(Разметка ограничивающих рамок)
§ §
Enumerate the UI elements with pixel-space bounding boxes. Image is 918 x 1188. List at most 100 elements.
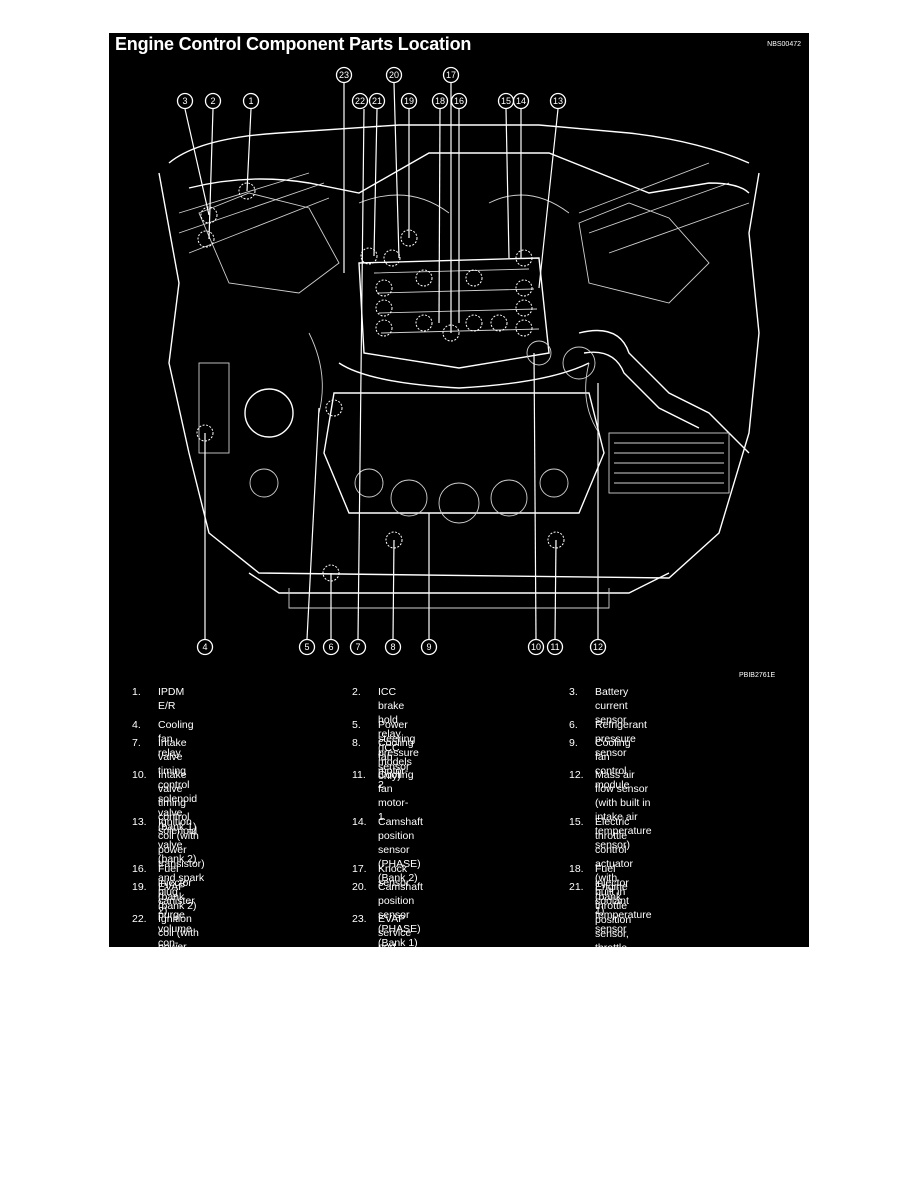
section-code: NBS00472 <box>767 41 801 48</box>
callout-3-label: 3 <box>182 96 187 106</box>
callout-7: 7 <box>349 638 367 656</box>
callout-12-label: 12 <box>593 642 603 652</box>
legend-text: Engine coolant temperature sensor <box>595 881 652 935</box>
callout-6: 6 <box>322 638 340 656</box>
legend-number: 8. <box>352 737 361 749</box>
callout-2: 2 <box>204 92 222 110</box>
legend-number: 7. <box>132 737 141 749</box>
callout-20: 20 <box>385 66 403 84</box>
legend-text: Camshaft position sensor (PHASE) (Bank 1… <box>378 881 423 949</box>
legend-number: 2. <box>352 686 361 698</box>
legend-number: 12. <box>569 769 584 781</box>
callout-20-label: 20 <box>389 70 399 80</box>
callout-9: 9 <box>420 638 438 656</box>
legend-number: 3. <box>569 686 578 698</box>
legend-number: 6. <box>569 719 578 731</box>
legend-text: Electric throttle control actuator (with… <box>595 816 633 982</box>
callout-4: 4 <box>196 638 214 656</box>
callout-19-label: 19 <box>404 96 414 106</box>
legend-number: 1. <box>132 686 141 698</box>
callout-19: 19 <box>400 92 418 110</box>
callout-18: 18 <box>431 92 449 110</box>
legend-text: Cooling fan motor-1 <box>378 769 414 823</box>
legend-text: Fuel injector (bank 2) <box>158 863 192 917</box>
callout-1: 1 <box>242 92 260 110</box>
callout-8: 8 <box>384 638 402 656</box>
legend-text: Knock sensor <box>378 863 410 889</box>
callout-2-label: 2 <box>210 96 215 106</box>
callout-21-label: 21 <box>372 96 382 106</box>
legend-text: Mass air flow sensor (with built in inta… <box>595 769 652 851</box>
callout-15: 15 <box>497 92 515 110</box>
callout-16-label: 16 <box>454 96 464 106</box>
callout-14-label: 14 <box>516 96 526 106</box>
engine-diagram: 1 2 3 4 5 6 7 8 9 10 11 12 13 14 15 16 1… <box>158 66 760 656</box>
legend-number: 15. <box>569 816 584 828</box>
legend-text: Intake valve timing control solenoid val… <box>158 769 198 865</box>
callout-10-label: 10 <box>531 642 541 652</box>
callout-12: 12 <box>589 638 607 656</box>
legend-text: Camshaft position sensor (PHASE) (Bank 2… <box>378 816 423 884</box>
legend-number: 20. <box>352 881 367 893</box>
legend-number: 11. <box>352 769 366 781</box>
legend-text: Ignition coil (with power transistor) an… <box>158 913 205 1009</box>
callout-18-label: 18 <box>435 96 445 106</box>
callout-5-label: 5 <box>304 642 309 652</box>
component-locators <box>196 182 565 582</box>
legend-number: 16. <box>132 863 147 875</box>
diagram-panel: Engine Control Component Parts Location … <box>109 33 809 1009</box>
callout-10: 10 <box>527 638 545 656</box>
legend-text: Refrigerant pressure sensor <box>595 719 647 759</box>
callout-3: 3 <box>176 92 194 110</box>
callout-15-label: 15 <box>501 96 511 106</box>
callout-9-label: 9 <box>426 642 431 652</box>
callout-13: 13 <box>549 92 567 110</box>
legend-text: Cooling fan motor-2 <box>378 737 414 791</box>
legend-text: EVAP canister purge volume con- trol sol… <box>158 881 198 991</box>
callout-4-label: 4 <box>202 642 207 652</box>
legend-number: 4. <box>132 719 141 731</box>
legend-text: ICC brake hold relay (ICC models only) <box>378 686 412 782</box>
legend-number: 13. <box>132 816 147 828</box>
callout-22: 22 <box>351 92 369 110</box>
callout-6-label: 6 <box>328 642 333 652</box>
callout-23: 23 <box>335 66 353 84</box>
legend-text: Intake valve timing control solenoid val… <box>158 737 198 833</box>
legend-text: Battery current sensor <box>595 686 629 726</box>
leader-lines <box>184 77 599 640</box>
callout-5: 5 <box>298 638 316 656</box>
callout-14: 14 <box>512 92 530 110</box>
callout-17-label: 17 <box>446 70 456 80</box>
callout-7-label: 7 <box>355 642 360 652</box>
legend-text: Power steering pressure sensor <box>378 719 419 773</box>
callout-11: 11 <box>546 638 564 656</box>
legend-text: EVAP service port <box>378 913 412 953</box>
callout-22-label: 22 <box>355 96 365 106</box>
engine-bay-illustration <box>158 124 760 609</box>
legend-text: Fuel injector (bank 1) <box>595 863 629 917</box>
legend-number: 21. <box>569 881 584 893</box>
legend-text: IPDM E/R <box>158 686 185 712</box>
legend-number: 9. <box>569 737 578 749</box>
callout-21: 21 <box>368 92 386 110</box>
callout-1-label: 1 <box>248 96 253 106</box>
callout-8-label: 8 <box>390 642 395 652</box>
callout-17: 17 <box>442 66 460 84</box>
legend-number: 14. <box>352 816 367 828</box>
legend-number: 10. <box>132 769 147 781</box>
legend-text: Cooling fan relay <box>158 719 194 759</box>
callout-23-label: 23 <box>339 70 349 80</box>
page-title: Engine Control Component Parts Location <box>115 34 472 54</box>
legend-number: 17. <box>352 863 367 875</box>
legend-text: Ignition coil (with power transistor) an… <box>158 816 205 912</box>
callout-11-label: 11 <box>550 642 559 652</box>
figure-code: PBIB2761E <box>739 672 776 679</box>
legend-number: 18. <box>569 863 584 875</box>
legend-number: 23. <box>352 913 367 925</box>
callout-13-label: 13 <box>553 96 563 106</box>
legend-text: Cooling fan control module <box>595 737 631 791</box>
legend-number: 22. <box>132 913 147 925</box>
legend-number: 19. <box>132 881 147 893</box>
callout-16: 16 <box>450 92 468 110</box>
legend-number: 5. <box>352 719 361 731</box>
§ §
→ **Суть задания**
Извлеките все строки выше дословно, без единого изменения. Строки с изображениями в ответ не включайте.

→ **Готовый ответ**
Enumerate the UI elements with pixel-space bounding boxes. Image is 918 x 1188. List at most 100 elements.
section-code: NBS00472 <box>767 41 801 48</box>
callout-3-label: 3 <box>182 96 187 106</box>
callout-7: 7 <box>349 638 367 656</box>
callout-12-label: 12 <box>593 642 603 652</box>
legend-text: Engine coolant temperature sensor <box>595 881 652 935</box>
callout-6: 6 <box>322 638 340 656</box>
legend-number: 8. <box>352 737 361 749</box>
callout-2: 2 <box>204 92 222 110</box>
legend-number: 7. <box>132 737 141 749</box>
callout-20: 20 <box>385 66 403 84</box>
legend-text: Camshaft position sensor (PHASE) (Bank 1… <box>378 881 423 949</box>
legend-number: 2. <box>352 686 361 698</box>
legend-number: 12. <box>569 769 584 781</box>
callout-20-label: 20 <box>389 70 399 80</box>
callout-9: 9 <box>420 638 438 656</box>
legend-number: 3. <box>569 686 578 698</box>
legend-number: 6. <box>569 719 578 731</box>
legend-text: Electric throttle control actuator (with… <box>595 816 633 982</box>
callout-4: 4 <box>196 638 214 656</box>
callout-19-label: 19 <box>404 96 414 106</box>
legend-number: 1. <box>132 686 141 698</box>
callout-19: 19 <box>400 92 418 110</box>
callout-18: 18 <box>431 92 449 110</box>
legend-text: Cooling fan motor-1 <box>378 769 414 823</box>
legend-text: Fuel injector (bank 2) <box>158 863 192 917</box>
callout-1: 1 <box>242 92 260 110</box>
callout-8: 8 <box>384 638 402 656</box>
legend-text: Knock sensor <box>378 863 410 889</box>
callout-2-label: 2 <box>210 96 215 106</box>
callout-21-label: 21 <box>372 96 382 106</box>
legend-text: Mass air flow sensor (with built in inta… <box>595 769 652 851</box>
callout-15: 15 <box>497 92 515 110</box>
callout-16-label: 16 <box>454 96 464 106</box>
callout-14-label: 14 <box>516 96 526 106</box>
engine-diagram: 1 2 3 4 5 6 7 8 9 10 11 12 13 14 15 16 1… <box>158 66 760 656</box>
legend-number: 15. <box>569 816 584 828</box>
legend-text: Intake valve timing control solenoid val… <box>158 769 198 865</box>
callout-10-label: 10 <box>531 642 541 652</box>
callout-12: 12 <box>589 638 607 656</box>
legend-text: Camshaft position sensor (PHASE) (Bank 2… <box>378 816 423 884</box>
legend-number: 20. <box>352 881 367 893</box>
legend-number: 11. <box>352 769 366 781</box>
legend-text: Ignition coil (with power transistor) an… <box>158 913 205 1009</box>
callout-18-label: 18 <box>435 96 445 106</box>
callout-5-label: 5 <box>304 642 309 652</box>
component-locators <box>196 182 565 582</box>
legend-number: 16. <box>132 863 147 875</box>
diagram-panel: Engine Control Component Parts Location … <box>109 33 809 1009</box>
callout-10: 10 <box>527 638 545 656</box>
legend-text: Refrigerant pressure sensor <box>595 719 647 759</box>
callout-3: 3 <box>176 92 194 110</box>
callout-15-label: 15 <box>501 96 511 106</box>
callout-9-label: 9 <box>426 642 431 652</box>
callout-13: 13 <box>549 92 567 110</box>
legend-text: Cooling fan motor-2 <box>378 737 414 791</box>
legend-text: EVAP canister purge volume con- trol sol… <box>158 881 198 991</box>
callout-4-label: 4 <box>202 642 207 652</box>
legend-number: 4. <box>132 719 141 731</box>
legend-text: ICC brake hold relay (ICC models only) <box>378 686 412 782</box>
legend-number: 13. <box>132 816 147 828</box>
callout-22: 22 <box>351 92 369 110</box>
callout-6-label: 6 <box>328 642 333 652</box>
callout-23: 23 <box>335 66 353 84</box>
legend-text: Intake valve timing control solenoid val… <box>158 737 198 833</box>
legend-text: Battery current sensor <box>595 686 629 726</box>
leader-lines <box>184 77 599 640</box>
callout-5: 5 <box>298 638 316 656</box>
callout-14: 14 <box>512 92 530 110</box>
callout-17-label: 17 <box>446 70 456 80</box>
callout-7-label: 7 <box>355 642 360 652</box>
legend-text: Power steering pressure sensor <box>378 719 419 773</box>
callout-11: 11 <box>546 638 564 656</box>
legend-text: EVAP service port <box>378 913 412 953</box>
callout-22-label: 22 <box>355 96 365 106</box>
engine-bay-illustration <box>158 124 760 609</box>
legend-text: Fuel injector (bank 1) <box>595 863 629 917</box>
legend-number: 21. <box>569 881 584 893</box>
legend-text: IPDM E/R <box>158 686 185 712</box>
legend-number: 9. <box>569 737 578 749</box>
callout-21: 21 <box>368 92 386 110</box>
callout-1-label: 1 <box>248 96 253 106</box>
callout-8-label: 8 <box>390 642 395 652</box>
callout-17: 17 <box>442 66 460 84</box>
legend-number: 14. <box>352 816 367 828</box>
legend-number: 10. <box>132 769 147 781</box>
legend-text: Cooling fan relay <box>158 719 194 759</box>
callout-23-label: 23 <box>339 70 349 80</box>
page-title: Engine Control Component Parts Location <box>115 34 472 54</box>
legend-number: 17. <box>352 863 367 875</box>
legend-text: Ignition coil (with power transistor) an… <box>158 816 205 912</box>
callout-11-label: 11 <box>550 642 559 652</box>
figure-code: PBIB2761E <box>739 672 776 679</box>
legend-number: 18. <box>569 863 584 875</box>
legend-number: 23. <box>352 913 367 925</box>
callout-13-label: 13 <box>553 96 563 106</box>
legend-text: Cooling fan control module <box>595 737 631 791</box>
legend-number: 22. <box>132 913 147 925</box>
legend-number: 19. <box>132 881 147 893</box>
callout-16: 16 <box>450 92 468 110</box>
legend-number: 5. <box>352 719 361 731</box>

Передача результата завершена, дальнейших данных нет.